## Consignes
1. Dans l'extrait sur l'enfant, relevez tous les participes passés qui qualifient « une chair » dans la phrase commençant par « L’enfant est une chair ».
2. Poursuivez l'extrait sur l'enfant et ses besoins naturels à la suite de sa dernière phrase.

## Extrait du document
::::::

La sensibilité chère à Rousseau est ancrée dans le corps. L’enfant est une chair conçue, portée, couvée, nourrie, élaborée longuement dans le corps de la femme. L’enfant est un corps affamé, souillé, terrorisé. Un corps qui cherche son rythme, son cycle, sa paix. Un chaos qui veut se faire nature, du moins, une nature en petit, microcosme, un mini-monde. Et pour ce petit être, moi, son père, je suis tout. Sans moi, ce microcosme n’adviendra pas.
L’adulte qui nourrit, qui lave, qui protège et apaise cherche plus que tout à trouver ce rythme dans les besoins naturels de l’enfant. Ces besoins naturels répétitifs qui reviennent à l’infini ne sont pas seulement des forces impersonnelles qui nous rendent esclaves comme le pensaient Arendt. Elles sont aussi un cycle propre au jeune individu.

::::::

Listes de coordonnées des cadres

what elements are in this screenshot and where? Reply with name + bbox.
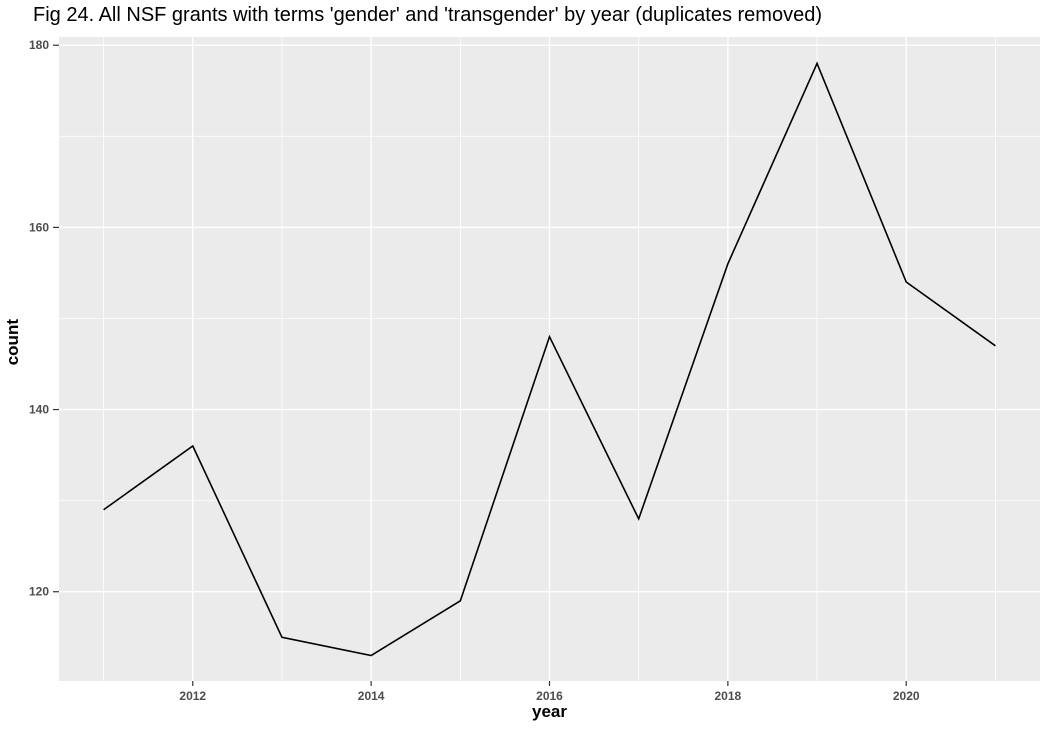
- x-tick-label: 2012: [179, 689, 206, 703]
- data-line-series: [103, 61, 996, 657]
- x-axis-title: year: [532, 702, 567, 721]
- y-tick-label: 120: [29, 585, 49, 599]
- x-tick-label: 2014: [358, 689, 385, 703]
- x-tick-label: 2016: [536, 689, 563, 703]
- x-tick-label: 2018: [715, 689, 742, 703]
- x-tick-label: 2020: [893, 689, 920, 703]
- chart-title: Fig 24. All NSF grants with terms 'gende…: [33, 4, 822, 26]
- y-tick-label: 180: [29, 38, 49, 52]
- y-tick-label: 140: [29, 403, 49, 417]
- y-tick-label: 160: [29, 220, 49, 234]
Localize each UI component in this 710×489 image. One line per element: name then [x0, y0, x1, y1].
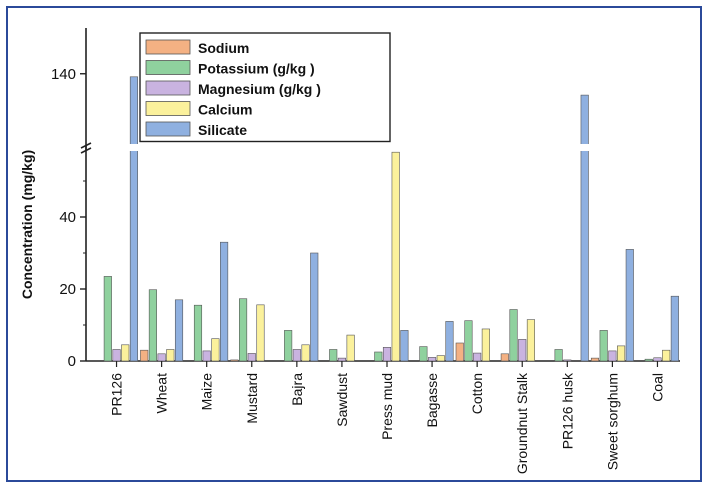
x-category-label: PR126 husk: [559, 372, 575, 449]
legend-label: Calcium: [198, 102, 252, 118]
bar: [310, 252, 319, 362]
x-category-label: Cotton: [469, 373, 485, 414]
x-category-label: Bagasse: [424, 373, 440, 428]
bar: [129, 76, 138, 151]
bar: [329, 349, 338, 362]
bar: [284, 330, 293, 362]
legend-swatch: [145, 60, 191, 75]
bar: [554, 349, 563, 362]
bar-break-gap: [579, 144, 590, 151]
bar: [166, 349, 175, 362]
x-category-label: Mustard: [244, 373, 260, 424]
bar: [599, 330, 608, 362]
bar: [121, 344, 130, 362]
bar: [580, 144, 589, 362]
bar: [230, 359, 239, 362]
bar: [445, 321, 454, 362]
y-tick-label: 40: [59, 209, 76, 226]
x-category-label: Sawdust: [334, 373, 350, 427]
bar: [509, 309, 518, 362]
bar: [103, 276, 112, 362]
legend-label: Potassium (g/kg ): [198, 61, 315, 77]
bar: [346, 334, 355, 362]
axis-break-mark: [80, 142, 92, 149]
bar: [662, 349, 671, 362]
bar: [211, 338, 220, 362]
bar: [157, 353, 166, 362]
bar: [580, 94, 589, 151]
bar: [400, 330, 409, 362]
legend-label: Magnesium (g/kg ): [198, 81, 321, 97]
x-category-label: Groundnut Stalk: [514, 372, 530, 474]
bar: [617, 345, 626, 362]
bar: [670, 295, 679, 362]
bar: [129, 144, 138, 362]
bar: [148, 289, 157, 362]
bar: [590, 357, 600, 362]
bar: [140, 349, 149, 362]
bar: [239, 298, 248, 362]
legend-label: Sodium: [198, 40, 249, 56]
x-category-label: Press mud: [379, 373, 395, 440]
x-category-label: Bajra: [289, 373, 305, 406]
bar: [256, 304, 265, 362]
axis-break-mark: [80, 147, 92, 154]
bar: [193, 304, 203, 362]
y-axis-title: Concentration (mg/kg): [19, 150, 35, 299]
y-tick-label: 140: [51, 66, 76, 83]
x-category-label: Maize: [199, 373, 215, 411]
bar: [608, 350, 617, 362]
bar: [563, 359, 572, 362]
x-category-label: Sweet sorghum: [604, 373, 620, 470]
bar: [464, 320, 473, 362]
bar-break-gap: [129, 144, 139, 151]
legend-label: Silicate: [198, 122, 247, 138]
bar: [419, 346, 428, 362]
bar: [202, 350, 211, 362]
bar: [337, 357, 346, 362]
bar: [374, 351, 383, 362]
bar: [526, 319, 535, 362]
bar: [391, 151, 400, 362]
y-tick-label: 0: [68, 353, 76, 370]
bar: [301, 344, 310, 362]
bar: [220, 241, 229, 362]
chart-frame: 0 20 40 140 Concentration (mg/kg) PR126 Wheat M…: [6, 6, 702, 482]
bar: [644, 358, 653, 362]
bar-chart: 0 20 40 140 Concentration (mg/kg) PR126 Wheat M…: [19, 28, 680, 474]
legend-swatch: [145, 101, 191, 116]
legend-swatch: [145, 39, 191, 55]
y-tick-label: 20: [59, 281, 76, 298]
bar: [382, 347, 392, 362]
legend-swatch: [145, 80, 191, 96]
bar: [428, 357, 437, 362]
x-category-label: Coal: [649, 373, 665, 402]
bar: [518, 339, 527, 362]
x-category-label: PR126: [109, 373, 125, 416]
bar: [500, 353, 509, 362]
bar: [112, 349, 121, 362]
bar: [625, 249, 634, 362]
bar: [473, 352, 482, 362]
bar: [653, 357, 662, 362]
bar: [247, 353, 256, 362]
bar: [436, 355, 445, 362]
bar: [174, 299, 184, 362]
x-category-label: Wheat: [154, 373, 170, 414]
legend-swatch: [145, 121, 191, 137]
bar: [292, 349, 301, 362]
bar: [481, 328, 490, 362]
bar: [455, 342, 464, 362]
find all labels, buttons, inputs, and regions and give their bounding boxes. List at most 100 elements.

::::::

## Réponses par consigne
1. conçue, portée, couvée, nourrie, élaborée

2.
Elles sont un métabolisme unique, un métabolisme dont les différences avec d’autres peuvent apparaître indifférentes à un regard étranger, mais constituent un monde en soi pour le père, pour la mère qui s’y consacre nuit et jour. Ce métabolisme, cet organisme est le substrat de la personnalité en devenir. La liberté et l’altérité de l’enfant en émergeront. Elles n'y seront pas déposées du dehors, comme les philosophies de Levinas et d’Arendt en donnent l’impression. Elles s’y incarneront pour s’y déployer.
L’enfant n’est pas pour autant purement naturel. Ou plutôt, il n’est pas immédiatement naturel. Sa nature propre ne prend forme qu’avec le concours des parents. Le petit de l’homme ne peut vivre bien longtemps sans parents. Il ne peut croitre sans tuteurs. Il est peut-être l’être le pus désemparé de tout l’univers. Un roseau qui pleure, longtemps avant de penser. Dès la vie intra-utérine, l’enfant est habité par la voix de sa mère, et celles des proches de sa mère. Il est formé par ses habitudes alimentaires, marqué par son mode de vie, ses heures de réveil, de sommeil.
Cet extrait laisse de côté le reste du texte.